* [Data provided]
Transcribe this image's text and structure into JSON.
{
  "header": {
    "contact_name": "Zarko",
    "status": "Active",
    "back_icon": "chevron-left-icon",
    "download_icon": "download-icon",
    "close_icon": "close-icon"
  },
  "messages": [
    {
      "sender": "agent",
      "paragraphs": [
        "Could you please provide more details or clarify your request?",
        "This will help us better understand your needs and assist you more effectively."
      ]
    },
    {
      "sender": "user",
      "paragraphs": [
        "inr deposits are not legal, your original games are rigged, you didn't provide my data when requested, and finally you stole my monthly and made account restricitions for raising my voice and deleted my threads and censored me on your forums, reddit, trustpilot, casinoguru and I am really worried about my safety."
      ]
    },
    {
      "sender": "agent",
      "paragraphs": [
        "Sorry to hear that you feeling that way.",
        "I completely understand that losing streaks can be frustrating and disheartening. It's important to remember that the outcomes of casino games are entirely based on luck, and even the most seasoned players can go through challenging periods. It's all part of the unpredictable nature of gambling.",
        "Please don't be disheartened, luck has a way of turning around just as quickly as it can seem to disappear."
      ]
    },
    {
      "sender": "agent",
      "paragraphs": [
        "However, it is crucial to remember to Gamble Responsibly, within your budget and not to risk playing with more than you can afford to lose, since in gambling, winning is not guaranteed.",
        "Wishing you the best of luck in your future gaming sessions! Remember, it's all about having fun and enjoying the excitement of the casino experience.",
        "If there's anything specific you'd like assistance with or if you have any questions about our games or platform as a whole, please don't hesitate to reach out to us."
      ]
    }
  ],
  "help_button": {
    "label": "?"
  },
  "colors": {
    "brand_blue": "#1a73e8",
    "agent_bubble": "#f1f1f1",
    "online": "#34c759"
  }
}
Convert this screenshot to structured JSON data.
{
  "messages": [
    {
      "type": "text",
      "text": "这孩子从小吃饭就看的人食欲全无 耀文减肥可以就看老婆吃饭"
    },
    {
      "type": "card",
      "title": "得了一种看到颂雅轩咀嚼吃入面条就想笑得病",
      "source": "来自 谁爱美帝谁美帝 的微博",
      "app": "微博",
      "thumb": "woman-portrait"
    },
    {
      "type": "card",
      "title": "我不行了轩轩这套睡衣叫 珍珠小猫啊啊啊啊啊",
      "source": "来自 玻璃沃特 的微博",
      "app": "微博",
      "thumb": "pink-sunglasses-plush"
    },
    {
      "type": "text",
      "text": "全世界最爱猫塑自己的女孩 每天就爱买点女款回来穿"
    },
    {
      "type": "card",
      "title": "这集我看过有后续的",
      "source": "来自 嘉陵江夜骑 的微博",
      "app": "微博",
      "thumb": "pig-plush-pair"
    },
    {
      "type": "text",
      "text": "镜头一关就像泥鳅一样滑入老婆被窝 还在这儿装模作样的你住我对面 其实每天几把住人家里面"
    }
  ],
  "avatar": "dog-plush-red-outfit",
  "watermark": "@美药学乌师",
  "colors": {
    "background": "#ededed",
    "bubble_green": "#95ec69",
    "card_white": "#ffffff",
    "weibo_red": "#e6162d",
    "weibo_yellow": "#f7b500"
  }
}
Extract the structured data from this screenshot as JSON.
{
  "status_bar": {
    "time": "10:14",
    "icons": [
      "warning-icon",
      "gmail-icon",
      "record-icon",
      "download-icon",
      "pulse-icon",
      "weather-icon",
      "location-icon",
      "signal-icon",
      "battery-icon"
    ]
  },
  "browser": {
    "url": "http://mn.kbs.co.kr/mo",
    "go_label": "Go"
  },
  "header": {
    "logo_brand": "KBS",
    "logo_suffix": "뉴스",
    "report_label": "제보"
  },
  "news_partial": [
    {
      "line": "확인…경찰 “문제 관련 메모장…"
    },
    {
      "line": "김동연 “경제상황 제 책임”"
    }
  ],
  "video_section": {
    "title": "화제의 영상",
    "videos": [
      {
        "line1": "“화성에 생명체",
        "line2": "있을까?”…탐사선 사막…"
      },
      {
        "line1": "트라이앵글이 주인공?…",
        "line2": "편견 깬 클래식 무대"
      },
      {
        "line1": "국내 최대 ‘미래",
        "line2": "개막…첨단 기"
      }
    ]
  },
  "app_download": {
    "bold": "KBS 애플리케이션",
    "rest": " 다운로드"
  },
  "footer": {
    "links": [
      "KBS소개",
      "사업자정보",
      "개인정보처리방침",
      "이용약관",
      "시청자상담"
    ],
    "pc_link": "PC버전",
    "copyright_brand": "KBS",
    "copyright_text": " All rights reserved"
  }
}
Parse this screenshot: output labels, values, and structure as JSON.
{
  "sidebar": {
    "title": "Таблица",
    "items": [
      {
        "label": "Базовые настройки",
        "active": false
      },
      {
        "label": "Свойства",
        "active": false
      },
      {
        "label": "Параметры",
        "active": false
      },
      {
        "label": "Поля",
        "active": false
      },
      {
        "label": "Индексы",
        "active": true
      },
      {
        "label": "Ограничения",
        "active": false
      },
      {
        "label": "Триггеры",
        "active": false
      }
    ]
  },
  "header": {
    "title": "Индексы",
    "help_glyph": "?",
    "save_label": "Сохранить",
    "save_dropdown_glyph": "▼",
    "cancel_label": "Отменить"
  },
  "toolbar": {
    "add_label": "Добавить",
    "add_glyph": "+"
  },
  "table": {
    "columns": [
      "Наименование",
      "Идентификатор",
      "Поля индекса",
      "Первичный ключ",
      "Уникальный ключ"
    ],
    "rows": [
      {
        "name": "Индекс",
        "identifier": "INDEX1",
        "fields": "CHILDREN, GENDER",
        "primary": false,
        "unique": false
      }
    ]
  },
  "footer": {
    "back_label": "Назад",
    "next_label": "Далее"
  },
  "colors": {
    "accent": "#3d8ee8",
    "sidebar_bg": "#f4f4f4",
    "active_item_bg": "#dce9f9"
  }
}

* [Task description]
Send back every record, precisely as written.

* [Reply]
Transcribe this image's text and structure into JSON.
{
  "header": {
    "contact_name": "Zarko",
    "status": "Active",
    "back_icon": "chevron-left-icon",
    "download_icon": "download-icon",
    "close_icon": "close-icon"
  },
  "messages": [
    {
      "sender": "agent",
      "paragraphs": [
        "Could you please provide more details or clarify your request?",
        "This will help us better understand your needs and assist you more effectively."
      ]
    },
    {
      "sender": "user",
      "paragraphs": [
        "inr deposits are not legal, your original games are rigged, you didn't provide my data when requested, and finally you stole my monthly and made account restricitions for raising my voice and deleted my threads and censored me on your forums, reddit, trustpilot, casinoguru and I am really worried about my safety."
      ]
    },
    {
      "sender": "agent",
      "paragraphs": [
        "Sorry to hear that you feeling that way.",
        "I completely understand that losing streaks can be frustrating and disheartening. It's important to remember that the outcomes of casino games are entirely based on luck, and even the most seasoned players can go through challenging periods. It's all part of the unpredictable nature of gambling.",
        "Please don't be disheartened, luck has a way of turning around just as quickly as it can seem to disappear."
      ]
    },
    {
      "sender": "agent",
      "paragraphs": [
        "However, it is crucial to remember to Gamble Responsibly, within your budget and not to risk playing with more than you can afford to lose, since in gambling, winning is not guaranteed.",
        "Wishing you the best of luck in your future gaming sessions! Remember, it's all about having fun and enjoying the excitement of the casino experience.",
        "If there's anything specific you'd like assistance with or if you have any questions about our games or platform as a whole, please don't hesitate to reach out to us."
      ]
    }
  ],
  "help_button": {
    "label": "?"
  },
  "colors": {
    "brand_blue": "#1a73e8",
    "agent_bubble": "#f1f1f1",
    "online": "#34c759"
  }
}
Convert this screenshot to structured JSON data.
{
  "messages": [
    {
      "type": "text",
      "text": "这孩子从小吃饭就看的人食欲全无 耀文减肥可以就看老婆吃饭"
    },
    {
      "type": "card",
      "title": "得了一种看到颂雅轩咀嚼吃入面条就想笑得病",
      "source": "来自 谁爱美帝谁美帝 的微博",
      "app": "微博",
      "thumb": "woman-portrait"
    },
    {
      "type": "card",
      "title": "我不行了轩轩这套睡衣叫 珍珠小猫啊啊啊啊啊",
      "source": "来自 玻璃沃特 的微博",
      "app": "微博",
      "thumb": "pink-sunglasses-plush"
    },
    {
      "type": "text",
      "text": "全世界最爱猫塑自己的女孩 每天就爱买点女款回来穿"
    },
    {
      "type": "card",
      "title": "这集我看过有后续的",
      "source": "来自 嘉陵江夜骑 的微博",
      "app": "微博",
      "thumb": "pig-plush-pair"
    },
    {
      "type": "text",
      "text": "镜头一关就像泥鳅一样滑入老婆被窝 还在这儿装模作样的你住我对面 其实每天几把住人家里面"
    }
  ],
  "avatar": "dog-plush-red-outfit",
  "watermark": "@美药学乌师",
  "colors": {
    "background": "#ededed",
    "bubble_green": "#95ec69",
    "card_white": "#ffffff",
    "weibo_red": "#e6162d",
    "weibo_yellow": "#f7b500"
  }
}
Extract the structured data from this screenshot as JSON.
{
  "status_bar": {
    "time": "10:14",
    "icons": [
      "warning-icon",
      "gmail-icon",
      "record-icon",
      "download-icon",
      "pulse-icon",
      "weather-icon",
      "location-icon",
      "signal-icon",
      "battery-icon"
    ]
  },
  "browser": {
    "url": "http://mn.kbs.co.kr/mo",
    "go_label": "Go"
  },
  "header": {
    "logo_brand": "KBS",
    "logo_suffix": "뉴스",
    "report_label": "제보"
  },
  "news_partial": [
    {
      "line": "확인…경찰 “문제 관련 메모장…"
    },
    {
      "line": "김동연 “경제상황 제 책임”"
    }
  ],
  "video_section": {
    "title": "화제의 영상",
    "videos": [
      {
        "line1": "“화성에 생명체",
        "line2": "있을까?”…탐사선 사막…"
      },
      {
        "line1": "트라이앵글이 주인공?…",
        "line2": "편견 깬 클래식 무대"
      },
      {
        "line1": "국내 최대 ‘미래",
        "line2": "개막…첨단 기"
      }
    ]
  },
  "app_download": {
    "bold": "KBS 애플리케이션",
    "rest": " 다운로드"
  },
  "footer": {
    "links": [
      "KBS소개",
      "사업자정보",
      "개인정보처리방침",
      "이용약관",
      "시청자상담"
    ],
    "pc_link": "PC버전",
    "copyright_brand": "KBS",
    "copyright_text": " All rights reserved"
  }
}
Parse this screenshot: output labels, values, and structure as JSON.
{
  "sidebar": {
    "title": "Таблица",
    "items": [
      {
        "label": "Базовые настройки",
        "active": false
      },
      {
        "label": "Свойства",
        "active": false
      },
      {
        "label": "Параметры",
        "active": false
      },
      {
        "label": "Поля",
        "active": false
      },
      {
        "label": "Индексы",
        "active": true
      },
      {
        "label": "Ограничения",
        "active": false
      },
      {
        "label": "Триггеры",
        "active": false
      }
    ]
  },
  "header": {
    "title": "Индексы",
    "help_glyph": "?",
    "save_label": "Сохранить",
    "save_dropdown_glyph": "▼",
    "cancel_label": "Отменить"
  },
  "toolbar": {
    "add_label": "Добавить",
    "add_glyph": "+"
  },
  "table": {
    "columns": [
      "Наименование",
      "Идентификатор",
      "Поля индекса",
      "Первичный ключ",
      "Уникальный ключ"
    ],
    "rows": [
      {
        "name": "Индекс",
        "identifier": "INDEX1",
        "fields": "CHILDREN, GENDER",
        "primary": false,
        "unique": false
      }
    ]
  },
  "footer": {
    "back_label": "Назад",
    "next_label": "Далее"
  },
  "colors": {
    "accent": "#3d8ee8",
    "sidebar_bg": "#f4f4f4",
    "active_item_bg": "#dce9f9"
  }
}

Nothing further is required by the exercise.